### Records to process
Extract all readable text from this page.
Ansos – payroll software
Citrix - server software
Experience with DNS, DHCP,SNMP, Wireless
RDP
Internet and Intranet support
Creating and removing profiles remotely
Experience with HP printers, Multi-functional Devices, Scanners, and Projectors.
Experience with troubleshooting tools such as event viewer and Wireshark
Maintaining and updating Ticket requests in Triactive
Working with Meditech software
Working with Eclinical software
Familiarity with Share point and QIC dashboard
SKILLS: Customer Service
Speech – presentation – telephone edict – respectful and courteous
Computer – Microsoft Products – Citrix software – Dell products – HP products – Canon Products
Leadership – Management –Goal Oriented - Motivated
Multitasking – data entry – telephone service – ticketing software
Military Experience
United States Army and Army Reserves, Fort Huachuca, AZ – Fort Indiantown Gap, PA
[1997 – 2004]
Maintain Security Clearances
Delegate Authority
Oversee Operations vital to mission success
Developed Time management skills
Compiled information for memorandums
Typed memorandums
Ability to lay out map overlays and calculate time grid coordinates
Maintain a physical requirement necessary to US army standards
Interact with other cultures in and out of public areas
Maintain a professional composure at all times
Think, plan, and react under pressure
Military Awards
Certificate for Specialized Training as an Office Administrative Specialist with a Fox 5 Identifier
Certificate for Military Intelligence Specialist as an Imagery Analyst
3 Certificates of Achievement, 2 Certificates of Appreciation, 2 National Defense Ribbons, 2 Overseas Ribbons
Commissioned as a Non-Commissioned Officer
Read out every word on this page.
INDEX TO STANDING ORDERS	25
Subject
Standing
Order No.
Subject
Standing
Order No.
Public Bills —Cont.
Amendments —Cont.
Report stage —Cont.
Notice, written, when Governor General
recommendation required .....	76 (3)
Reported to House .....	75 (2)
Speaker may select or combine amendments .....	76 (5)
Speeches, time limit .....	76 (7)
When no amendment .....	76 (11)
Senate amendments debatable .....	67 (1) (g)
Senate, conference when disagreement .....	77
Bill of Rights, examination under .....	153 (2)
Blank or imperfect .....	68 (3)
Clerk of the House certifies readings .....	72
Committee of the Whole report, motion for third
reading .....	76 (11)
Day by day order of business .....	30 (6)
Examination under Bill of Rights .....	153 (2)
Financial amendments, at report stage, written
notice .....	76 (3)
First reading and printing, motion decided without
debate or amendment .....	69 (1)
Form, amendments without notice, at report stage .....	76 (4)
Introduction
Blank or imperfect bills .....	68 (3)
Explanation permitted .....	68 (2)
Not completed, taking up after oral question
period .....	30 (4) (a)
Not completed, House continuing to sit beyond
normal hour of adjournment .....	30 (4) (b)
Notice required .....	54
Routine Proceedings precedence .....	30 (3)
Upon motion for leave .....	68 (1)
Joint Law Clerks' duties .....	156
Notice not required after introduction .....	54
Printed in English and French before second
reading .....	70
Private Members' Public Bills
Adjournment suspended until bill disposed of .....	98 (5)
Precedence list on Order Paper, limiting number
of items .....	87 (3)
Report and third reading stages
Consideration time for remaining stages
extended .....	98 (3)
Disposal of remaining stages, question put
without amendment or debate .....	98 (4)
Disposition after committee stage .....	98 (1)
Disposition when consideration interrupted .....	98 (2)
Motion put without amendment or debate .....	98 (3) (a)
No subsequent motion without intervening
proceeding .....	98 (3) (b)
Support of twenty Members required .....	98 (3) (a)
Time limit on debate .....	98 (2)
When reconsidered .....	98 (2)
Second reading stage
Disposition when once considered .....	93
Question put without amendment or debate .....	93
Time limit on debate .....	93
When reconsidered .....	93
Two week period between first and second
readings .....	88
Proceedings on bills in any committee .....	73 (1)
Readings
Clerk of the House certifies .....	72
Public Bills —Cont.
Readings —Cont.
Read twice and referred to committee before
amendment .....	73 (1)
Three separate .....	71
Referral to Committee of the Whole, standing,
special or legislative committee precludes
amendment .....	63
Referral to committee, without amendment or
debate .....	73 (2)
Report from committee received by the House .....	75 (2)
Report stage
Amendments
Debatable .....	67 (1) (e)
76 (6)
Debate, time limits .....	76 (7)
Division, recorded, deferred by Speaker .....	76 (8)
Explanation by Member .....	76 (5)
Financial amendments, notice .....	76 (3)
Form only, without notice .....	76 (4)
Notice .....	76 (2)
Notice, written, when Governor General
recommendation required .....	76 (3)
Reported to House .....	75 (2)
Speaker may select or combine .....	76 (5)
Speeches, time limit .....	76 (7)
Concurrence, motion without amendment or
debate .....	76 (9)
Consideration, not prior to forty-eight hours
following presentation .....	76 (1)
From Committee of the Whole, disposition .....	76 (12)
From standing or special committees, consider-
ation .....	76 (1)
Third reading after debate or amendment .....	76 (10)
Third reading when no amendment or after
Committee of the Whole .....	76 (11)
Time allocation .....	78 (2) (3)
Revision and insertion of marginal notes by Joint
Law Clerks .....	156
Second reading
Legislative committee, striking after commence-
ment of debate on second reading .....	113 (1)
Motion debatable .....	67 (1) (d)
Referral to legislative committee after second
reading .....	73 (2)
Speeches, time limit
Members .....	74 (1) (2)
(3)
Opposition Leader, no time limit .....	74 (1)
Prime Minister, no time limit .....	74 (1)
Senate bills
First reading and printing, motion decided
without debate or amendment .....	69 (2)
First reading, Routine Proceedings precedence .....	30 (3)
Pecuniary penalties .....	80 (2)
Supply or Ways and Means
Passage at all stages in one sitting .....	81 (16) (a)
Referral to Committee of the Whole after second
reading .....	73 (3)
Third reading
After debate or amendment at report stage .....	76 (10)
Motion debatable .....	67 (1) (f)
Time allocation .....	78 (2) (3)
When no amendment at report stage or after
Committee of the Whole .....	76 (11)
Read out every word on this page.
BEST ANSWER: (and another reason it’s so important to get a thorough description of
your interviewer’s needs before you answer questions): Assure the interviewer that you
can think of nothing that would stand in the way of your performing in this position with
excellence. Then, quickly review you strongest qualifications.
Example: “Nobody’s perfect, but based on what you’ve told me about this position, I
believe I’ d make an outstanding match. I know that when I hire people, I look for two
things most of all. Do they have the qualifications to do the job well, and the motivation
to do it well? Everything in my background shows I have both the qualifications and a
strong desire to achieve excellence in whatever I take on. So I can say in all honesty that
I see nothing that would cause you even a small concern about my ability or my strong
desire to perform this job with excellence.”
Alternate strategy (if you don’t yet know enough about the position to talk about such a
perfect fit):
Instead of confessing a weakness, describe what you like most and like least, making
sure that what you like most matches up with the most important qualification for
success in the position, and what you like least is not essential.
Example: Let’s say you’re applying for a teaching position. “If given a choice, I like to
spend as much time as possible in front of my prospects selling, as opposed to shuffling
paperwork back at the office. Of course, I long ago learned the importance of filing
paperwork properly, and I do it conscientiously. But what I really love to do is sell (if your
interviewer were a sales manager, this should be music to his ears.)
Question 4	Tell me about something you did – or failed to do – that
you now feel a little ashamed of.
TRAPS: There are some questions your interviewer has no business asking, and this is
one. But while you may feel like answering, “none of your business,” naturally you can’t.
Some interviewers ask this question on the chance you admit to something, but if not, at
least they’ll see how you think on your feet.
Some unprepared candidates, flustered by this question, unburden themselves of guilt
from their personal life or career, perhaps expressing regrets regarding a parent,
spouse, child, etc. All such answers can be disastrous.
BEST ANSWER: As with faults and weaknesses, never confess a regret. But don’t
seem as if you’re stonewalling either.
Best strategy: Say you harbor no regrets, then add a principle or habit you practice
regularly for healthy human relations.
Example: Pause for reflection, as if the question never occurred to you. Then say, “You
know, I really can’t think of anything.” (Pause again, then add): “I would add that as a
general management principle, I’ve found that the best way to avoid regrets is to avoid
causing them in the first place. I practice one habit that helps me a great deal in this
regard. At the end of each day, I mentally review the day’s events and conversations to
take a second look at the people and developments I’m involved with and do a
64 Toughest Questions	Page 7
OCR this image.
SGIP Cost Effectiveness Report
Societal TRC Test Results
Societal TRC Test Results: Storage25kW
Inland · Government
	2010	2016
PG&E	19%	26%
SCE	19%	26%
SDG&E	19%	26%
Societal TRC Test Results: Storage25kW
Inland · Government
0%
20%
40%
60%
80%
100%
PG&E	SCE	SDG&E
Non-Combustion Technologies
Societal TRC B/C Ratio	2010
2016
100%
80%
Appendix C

### Goal
Copy and report every line where the word "telephone" is present.

### Right answer
Speech – presentation – telephone edict – respectful and courteous
Multitasking – data entry – telephone service – ticketing software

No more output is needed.